Directive: Exactly reproduce all the records, keeping pictures out of the copy.
BEGIN Records to use
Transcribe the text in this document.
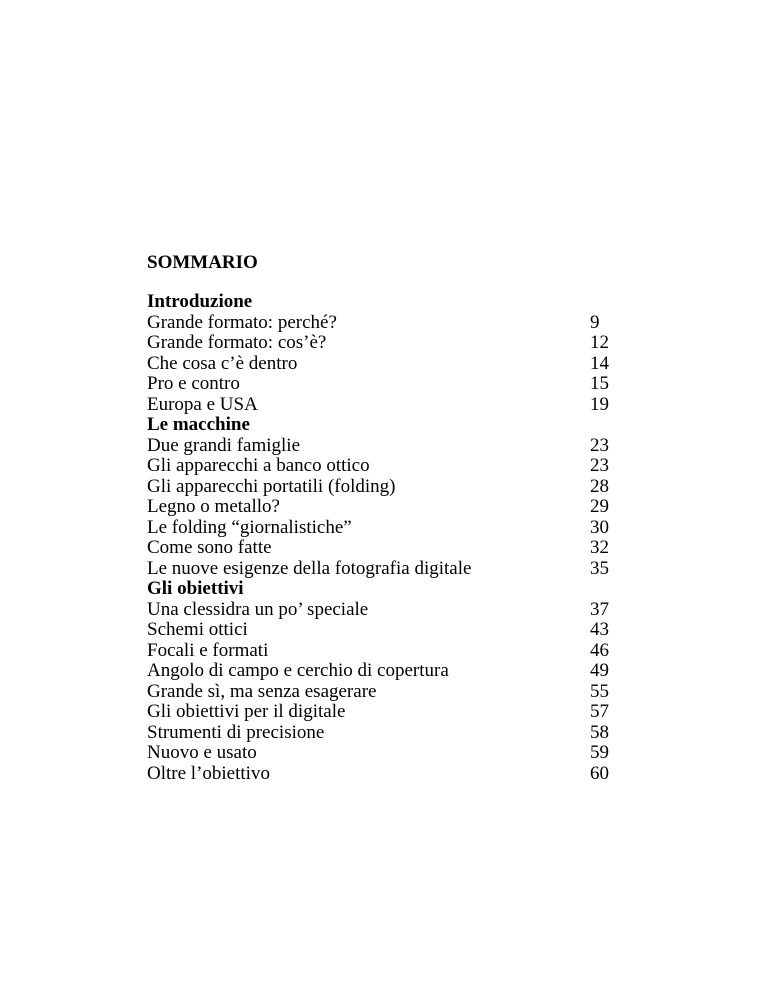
SOMMARIO
Introduzione
Grande formato: perché?	9
Grande formato: cos’è?	12
Che cosa c’è dentro	14
Pro e contro	15
Europa e USA	19
Le macchine
Due grandi famiglie	23
Gli apparecchi a banco ottico	23
Gli apparecchi portatili (folding)	28
Legno o metallo?	29
Le folding “giornalistiche”	30
Come sono fatte	32
Le nuove esigenze della fotografia digitale	35
Gli obiettivi
Una clessidra un po’ speciale	37
Schemi ottici	43
Focali e formati	46
Angolo di campo e cerchio di copertura	49
Grande sì, ma senza esagerare	55
Gli obiettivi per il digitale	57
Strumenti di precisione	58
Nuovo e usato	59
Oltre l’obiettivo	60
END Records to use
Answer for this exercise:
Transcribe the text in this document.
SOMMARIO
Introduzione
Grande formato: perché?	9
Grande formato: cos’è?	12
Che cosa c’è dentro	14
Pro e contro	15
Europa e USA	19
Le macchine
Due grandi famiglie	23
Gli apparecchi a banco ottico	23
Gli apparecchi portatili (folding)	28
Legno o metallo?	29
Le folding “giornalistiche”	30
Come sono fatte	32
Le nuove esigenze della fotografia digitale	35
Gli obiettivi
Una clessidra un po’ speciale	37
Schemi ottici	43
Focali e formati	46
Angolo di campo e cerchio di copertura	49
Grande sì, ma senza esagerare	55
Gli obiettivi per il digitale	57
Strumenti di precisione	58
Nuovo e usato	59
Oltre l’obiettivo	60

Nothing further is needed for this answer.